**What is required:**
Lines holding the string "known" are the ones to copy; find them all in the data.

-------------------------

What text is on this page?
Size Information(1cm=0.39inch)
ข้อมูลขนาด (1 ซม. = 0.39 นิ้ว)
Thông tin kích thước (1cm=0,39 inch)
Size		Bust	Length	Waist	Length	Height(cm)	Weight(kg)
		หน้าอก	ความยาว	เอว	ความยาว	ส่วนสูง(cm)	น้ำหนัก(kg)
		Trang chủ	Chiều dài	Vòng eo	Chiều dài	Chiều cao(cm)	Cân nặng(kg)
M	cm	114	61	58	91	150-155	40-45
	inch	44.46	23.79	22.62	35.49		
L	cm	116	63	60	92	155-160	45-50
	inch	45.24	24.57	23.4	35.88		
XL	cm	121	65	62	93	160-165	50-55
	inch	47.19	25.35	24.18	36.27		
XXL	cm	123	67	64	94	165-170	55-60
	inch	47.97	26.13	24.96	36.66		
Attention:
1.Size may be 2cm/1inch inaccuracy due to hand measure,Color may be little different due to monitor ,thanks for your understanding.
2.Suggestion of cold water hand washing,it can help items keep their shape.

-------------------------

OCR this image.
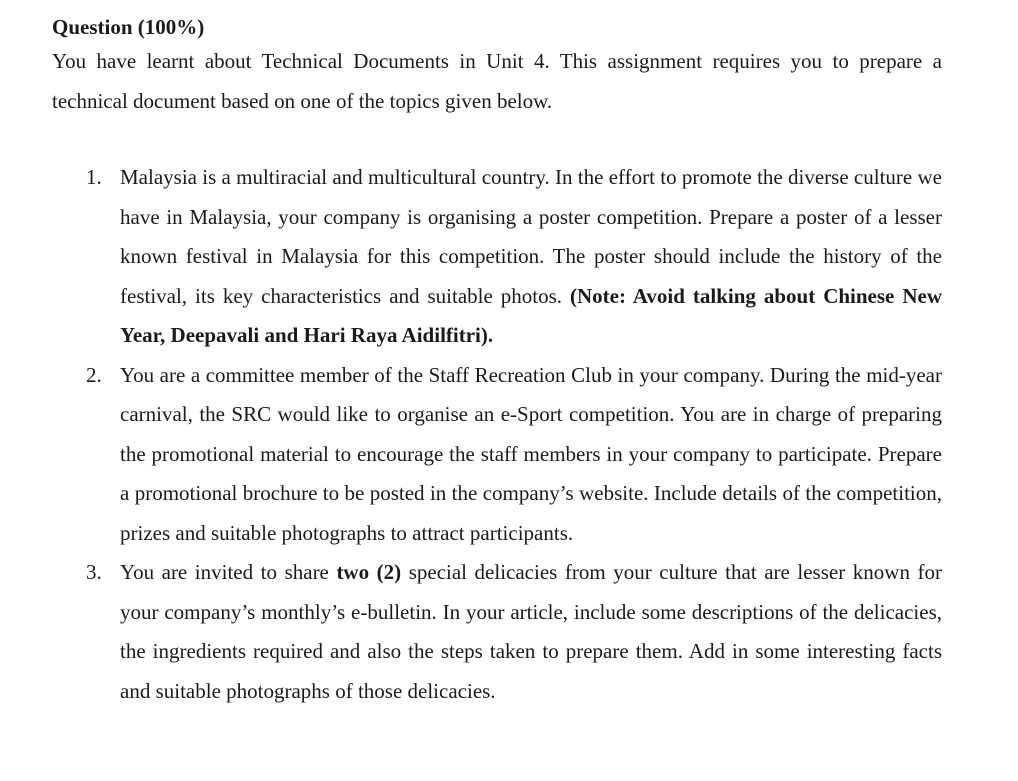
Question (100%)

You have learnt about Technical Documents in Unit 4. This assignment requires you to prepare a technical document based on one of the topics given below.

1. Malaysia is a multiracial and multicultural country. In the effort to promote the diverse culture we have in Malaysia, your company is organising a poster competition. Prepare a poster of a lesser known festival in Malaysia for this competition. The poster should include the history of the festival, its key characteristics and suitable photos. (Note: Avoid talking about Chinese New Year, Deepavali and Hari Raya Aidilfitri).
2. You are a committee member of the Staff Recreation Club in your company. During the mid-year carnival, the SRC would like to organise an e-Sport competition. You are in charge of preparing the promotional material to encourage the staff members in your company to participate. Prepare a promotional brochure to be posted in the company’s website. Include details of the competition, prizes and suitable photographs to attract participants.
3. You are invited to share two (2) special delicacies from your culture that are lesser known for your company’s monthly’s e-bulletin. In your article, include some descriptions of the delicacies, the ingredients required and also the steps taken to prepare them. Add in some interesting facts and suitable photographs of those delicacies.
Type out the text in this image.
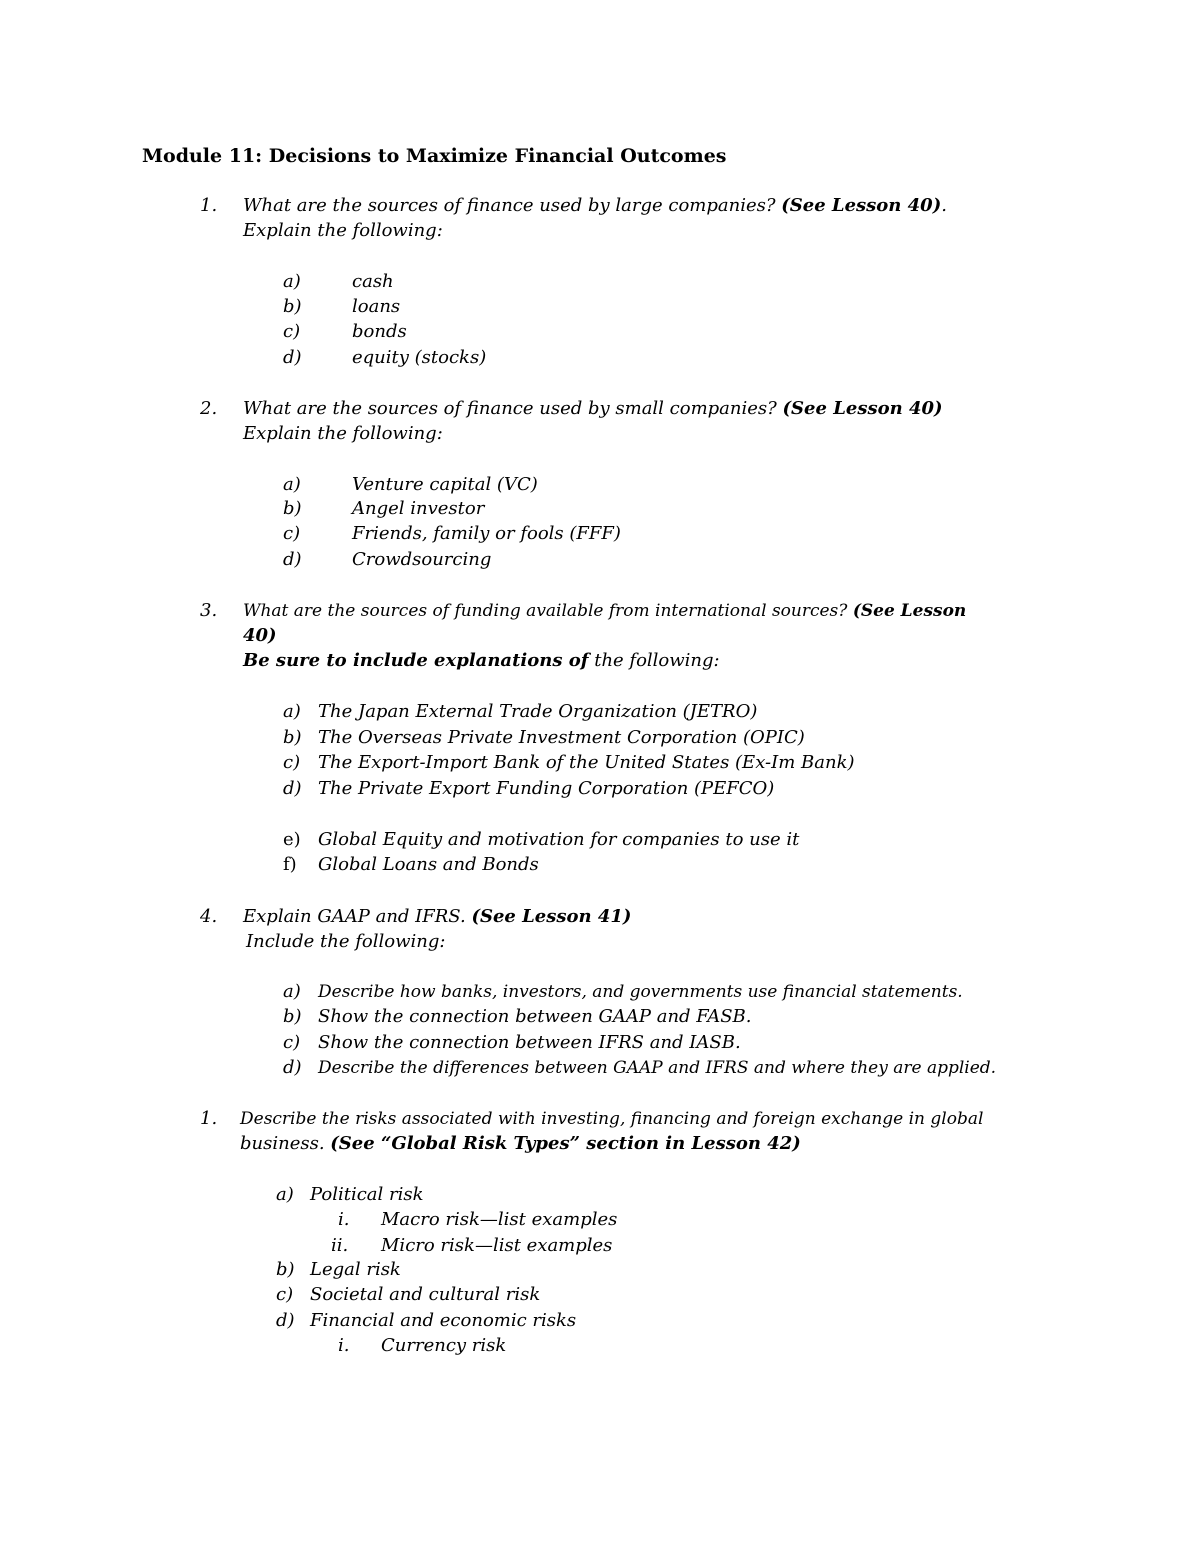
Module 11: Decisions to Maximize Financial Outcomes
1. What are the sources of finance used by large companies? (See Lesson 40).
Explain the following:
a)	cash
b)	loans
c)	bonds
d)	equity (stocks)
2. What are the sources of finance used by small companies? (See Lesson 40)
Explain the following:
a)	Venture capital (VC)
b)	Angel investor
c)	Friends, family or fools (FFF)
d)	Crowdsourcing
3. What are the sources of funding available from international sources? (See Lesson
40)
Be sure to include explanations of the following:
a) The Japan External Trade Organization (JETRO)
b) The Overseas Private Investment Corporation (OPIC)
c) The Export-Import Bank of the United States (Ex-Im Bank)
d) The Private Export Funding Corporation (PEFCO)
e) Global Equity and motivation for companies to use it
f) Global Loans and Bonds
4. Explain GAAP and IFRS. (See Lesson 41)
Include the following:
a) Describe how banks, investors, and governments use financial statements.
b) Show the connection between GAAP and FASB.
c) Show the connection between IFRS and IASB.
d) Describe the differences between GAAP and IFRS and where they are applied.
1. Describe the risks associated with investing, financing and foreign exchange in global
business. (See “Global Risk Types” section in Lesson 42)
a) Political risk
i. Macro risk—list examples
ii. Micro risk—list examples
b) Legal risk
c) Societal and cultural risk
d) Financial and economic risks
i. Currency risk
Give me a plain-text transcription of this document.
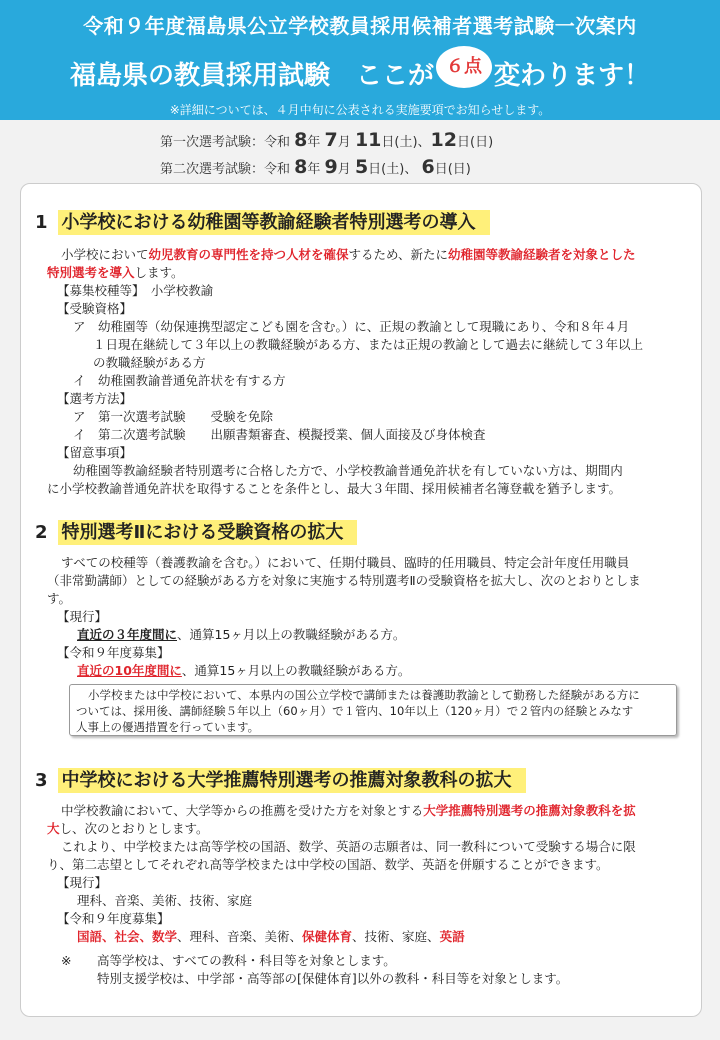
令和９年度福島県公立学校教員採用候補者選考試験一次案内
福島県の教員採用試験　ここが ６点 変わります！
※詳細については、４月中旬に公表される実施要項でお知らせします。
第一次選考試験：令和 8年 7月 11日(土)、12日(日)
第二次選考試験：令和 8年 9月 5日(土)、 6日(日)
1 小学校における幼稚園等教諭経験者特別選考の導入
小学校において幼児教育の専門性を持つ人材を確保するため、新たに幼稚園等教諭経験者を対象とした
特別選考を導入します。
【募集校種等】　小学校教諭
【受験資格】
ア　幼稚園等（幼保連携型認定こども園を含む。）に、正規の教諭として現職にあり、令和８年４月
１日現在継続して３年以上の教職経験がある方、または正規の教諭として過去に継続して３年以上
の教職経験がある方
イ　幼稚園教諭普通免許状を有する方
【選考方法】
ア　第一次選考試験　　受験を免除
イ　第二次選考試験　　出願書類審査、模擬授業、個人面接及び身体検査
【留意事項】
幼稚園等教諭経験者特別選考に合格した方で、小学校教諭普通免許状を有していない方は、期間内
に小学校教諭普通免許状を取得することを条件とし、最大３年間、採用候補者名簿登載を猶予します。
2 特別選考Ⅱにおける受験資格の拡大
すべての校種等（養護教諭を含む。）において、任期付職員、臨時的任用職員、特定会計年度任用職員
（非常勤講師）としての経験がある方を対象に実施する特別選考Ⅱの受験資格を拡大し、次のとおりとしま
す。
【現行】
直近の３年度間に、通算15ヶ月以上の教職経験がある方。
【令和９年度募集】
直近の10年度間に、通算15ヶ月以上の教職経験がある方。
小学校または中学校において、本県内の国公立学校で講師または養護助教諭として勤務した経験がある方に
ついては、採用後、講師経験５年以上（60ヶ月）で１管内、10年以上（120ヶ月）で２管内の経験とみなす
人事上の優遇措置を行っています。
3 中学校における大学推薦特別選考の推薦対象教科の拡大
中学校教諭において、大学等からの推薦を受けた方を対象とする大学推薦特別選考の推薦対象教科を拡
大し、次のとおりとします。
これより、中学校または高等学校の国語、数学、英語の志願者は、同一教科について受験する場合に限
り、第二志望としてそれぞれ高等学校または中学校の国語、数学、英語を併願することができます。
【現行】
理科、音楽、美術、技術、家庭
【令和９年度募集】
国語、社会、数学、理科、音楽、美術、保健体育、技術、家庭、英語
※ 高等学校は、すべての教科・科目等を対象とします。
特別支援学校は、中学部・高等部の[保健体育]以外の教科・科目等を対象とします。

-------------------------

**Answer to the task:**
1. Malaysia is a multiracial and multicultural country. In the effort to promote the diverse culture we have in Malaysia, your company is organising a poster competition. Prepare a poster of a lesser known festival in Malaysia for this competition. The poster should include the history of the festival, its key characteristics and suitable photos. (Note: Avoid talking about Chinese New Year, Deepavali and Hari Raya Aidilfitri).
3. You are invited to share two (2) special delicacies from your culture that are lesser known for your company’s monthly’s e-bulletin. In your article, include some descriptions of the delicacies, the ingredients required and also the steps taken to prepare them. Add in some interesting facts and suitable photographs of those delicacies.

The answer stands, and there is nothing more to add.